Stated task: Go through the records and copy each line where the word "Auckland" occurs.

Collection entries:
........

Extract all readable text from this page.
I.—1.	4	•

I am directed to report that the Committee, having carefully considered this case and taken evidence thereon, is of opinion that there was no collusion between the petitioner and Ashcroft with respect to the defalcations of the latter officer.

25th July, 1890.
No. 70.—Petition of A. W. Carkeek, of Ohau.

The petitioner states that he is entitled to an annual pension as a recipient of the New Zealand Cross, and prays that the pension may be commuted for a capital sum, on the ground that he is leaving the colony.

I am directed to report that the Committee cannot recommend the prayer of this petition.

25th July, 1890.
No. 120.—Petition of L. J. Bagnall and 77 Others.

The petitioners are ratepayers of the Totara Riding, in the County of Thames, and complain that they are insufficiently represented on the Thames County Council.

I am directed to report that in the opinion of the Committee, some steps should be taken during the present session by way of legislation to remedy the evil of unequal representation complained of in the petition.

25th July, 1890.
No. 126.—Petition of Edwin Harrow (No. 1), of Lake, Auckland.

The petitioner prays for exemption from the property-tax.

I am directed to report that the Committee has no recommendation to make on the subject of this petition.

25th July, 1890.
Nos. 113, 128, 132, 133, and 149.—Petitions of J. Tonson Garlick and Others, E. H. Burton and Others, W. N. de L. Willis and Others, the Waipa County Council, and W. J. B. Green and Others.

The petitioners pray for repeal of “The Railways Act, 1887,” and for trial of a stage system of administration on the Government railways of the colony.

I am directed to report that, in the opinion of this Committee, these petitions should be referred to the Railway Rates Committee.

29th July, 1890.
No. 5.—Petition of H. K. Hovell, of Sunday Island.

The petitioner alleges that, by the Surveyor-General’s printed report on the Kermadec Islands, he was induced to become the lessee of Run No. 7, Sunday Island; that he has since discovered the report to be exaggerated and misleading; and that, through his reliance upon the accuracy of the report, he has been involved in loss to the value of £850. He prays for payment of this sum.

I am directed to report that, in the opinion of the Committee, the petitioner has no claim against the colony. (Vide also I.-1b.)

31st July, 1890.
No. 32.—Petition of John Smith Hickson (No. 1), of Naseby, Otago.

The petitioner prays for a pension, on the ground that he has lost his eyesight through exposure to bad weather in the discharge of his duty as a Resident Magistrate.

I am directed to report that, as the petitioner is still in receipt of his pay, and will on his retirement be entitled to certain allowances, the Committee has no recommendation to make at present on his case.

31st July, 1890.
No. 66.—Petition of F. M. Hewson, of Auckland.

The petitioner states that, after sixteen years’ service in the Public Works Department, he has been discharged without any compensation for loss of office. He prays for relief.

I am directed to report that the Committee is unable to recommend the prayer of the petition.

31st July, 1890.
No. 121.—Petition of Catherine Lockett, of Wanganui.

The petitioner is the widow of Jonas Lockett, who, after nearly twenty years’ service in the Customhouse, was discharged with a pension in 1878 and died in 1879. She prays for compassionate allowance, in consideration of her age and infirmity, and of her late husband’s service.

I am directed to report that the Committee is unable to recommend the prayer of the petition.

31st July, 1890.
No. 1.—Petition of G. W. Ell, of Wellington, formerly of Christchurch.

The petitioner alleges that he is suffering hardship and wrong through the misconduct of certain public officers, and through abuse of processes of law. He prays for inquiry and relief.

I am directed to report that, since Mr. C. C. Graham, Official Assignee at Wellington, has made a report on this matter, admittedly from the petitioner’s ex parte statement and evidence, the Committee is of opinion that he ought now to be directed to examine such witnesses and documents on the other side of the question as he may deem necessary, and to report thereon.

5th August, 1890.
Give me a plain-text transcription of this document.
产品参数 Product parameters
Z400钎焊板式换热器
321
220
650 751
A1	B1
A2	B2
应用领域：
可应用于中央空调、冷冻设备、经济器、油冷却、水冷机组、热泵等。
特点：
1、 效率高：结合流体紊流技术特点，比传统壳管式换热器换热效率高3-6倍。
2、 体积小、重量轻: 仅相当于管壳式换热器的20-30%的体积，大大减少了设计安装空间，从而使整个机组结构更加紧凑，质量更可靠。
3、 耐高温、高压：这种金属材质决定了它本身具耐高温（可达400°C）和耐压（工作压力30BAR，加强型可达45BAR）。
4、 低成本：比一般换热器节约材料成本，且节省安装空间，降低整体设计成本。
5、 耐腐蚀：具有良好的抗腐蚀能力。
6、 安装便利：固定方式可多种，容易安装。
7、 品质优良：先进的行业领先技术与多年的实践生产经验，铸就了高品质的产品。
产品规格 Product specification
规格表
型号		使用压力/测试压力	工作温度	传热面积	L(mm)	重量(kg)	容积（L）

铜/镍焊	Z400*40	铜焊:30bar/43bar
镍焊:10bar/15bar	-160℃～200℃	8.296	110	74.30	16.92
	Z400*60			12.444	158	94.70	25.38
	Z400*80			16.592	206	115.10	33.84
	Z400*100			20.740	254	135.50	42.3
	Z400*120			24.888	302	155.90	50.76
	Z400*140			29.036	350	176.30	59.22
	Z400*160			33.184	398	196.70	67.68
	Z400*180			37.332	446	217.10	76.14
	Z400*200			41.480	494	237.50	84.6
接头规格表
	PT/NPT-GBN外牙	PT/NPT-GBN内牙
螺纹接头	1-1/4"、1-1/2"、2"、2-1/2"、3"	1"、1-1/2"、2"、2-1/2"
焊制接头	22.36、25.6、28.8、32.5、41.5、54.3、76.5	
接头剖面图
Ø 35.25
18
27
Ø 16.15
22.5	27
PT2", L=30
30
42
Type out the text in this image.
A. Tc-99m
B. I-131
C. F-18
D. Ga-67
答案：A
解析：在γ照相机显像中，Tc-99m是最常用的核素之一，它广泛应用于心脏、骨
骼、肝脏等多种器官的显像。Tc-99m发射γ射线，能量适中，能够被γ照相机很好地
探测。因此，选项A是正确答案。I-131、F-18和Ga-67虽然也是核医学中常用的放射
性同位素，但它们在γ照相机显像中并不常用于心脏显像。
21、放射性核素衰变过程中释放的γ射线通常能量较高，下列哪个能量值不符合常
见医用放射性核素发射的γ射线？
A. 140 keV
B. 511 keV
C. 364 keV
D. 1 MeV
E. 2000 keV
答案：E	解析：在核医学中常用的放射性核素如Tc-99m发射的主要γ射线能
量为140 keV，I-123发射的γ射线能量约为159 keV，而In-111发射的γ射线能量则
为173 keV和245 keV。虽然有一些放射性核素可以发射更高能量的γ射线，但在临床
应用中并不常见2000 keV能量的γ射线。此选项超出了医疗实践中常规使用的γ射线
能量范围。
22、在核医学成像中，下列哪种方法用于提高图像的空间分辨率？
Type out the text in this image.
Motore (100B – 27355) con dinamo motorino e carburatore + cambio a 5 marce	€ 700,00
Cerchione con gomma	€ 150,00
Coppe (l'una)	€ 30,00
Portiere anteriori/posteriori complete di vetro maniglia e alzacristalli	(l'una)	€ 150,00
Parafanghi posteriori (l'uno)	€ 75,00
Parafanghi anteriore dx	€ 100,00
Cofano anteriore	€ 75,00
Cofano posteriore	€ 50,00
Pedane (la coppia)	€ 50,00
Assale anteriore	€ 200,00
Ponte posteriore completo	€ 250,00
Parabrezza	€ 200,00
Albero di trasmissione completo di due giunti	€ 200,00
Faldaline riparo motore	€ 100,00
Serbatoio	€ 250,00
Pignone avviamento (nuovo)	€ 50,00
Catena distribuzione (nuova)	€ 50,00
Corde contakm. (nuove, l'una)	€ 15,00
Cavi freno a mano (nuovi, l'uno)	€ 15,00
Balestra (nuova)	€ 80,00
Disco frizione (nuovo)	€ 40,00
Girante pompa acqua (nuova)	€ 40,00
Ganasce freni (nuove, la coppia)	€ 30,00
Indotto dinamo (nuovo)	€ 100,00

........

Solution for this exercise:
No. 126.—Petition of Edwin Harrow (No. 1), of Lake, Auckland.
No. 66.—Petition of F. M. Hewson, of Auckland.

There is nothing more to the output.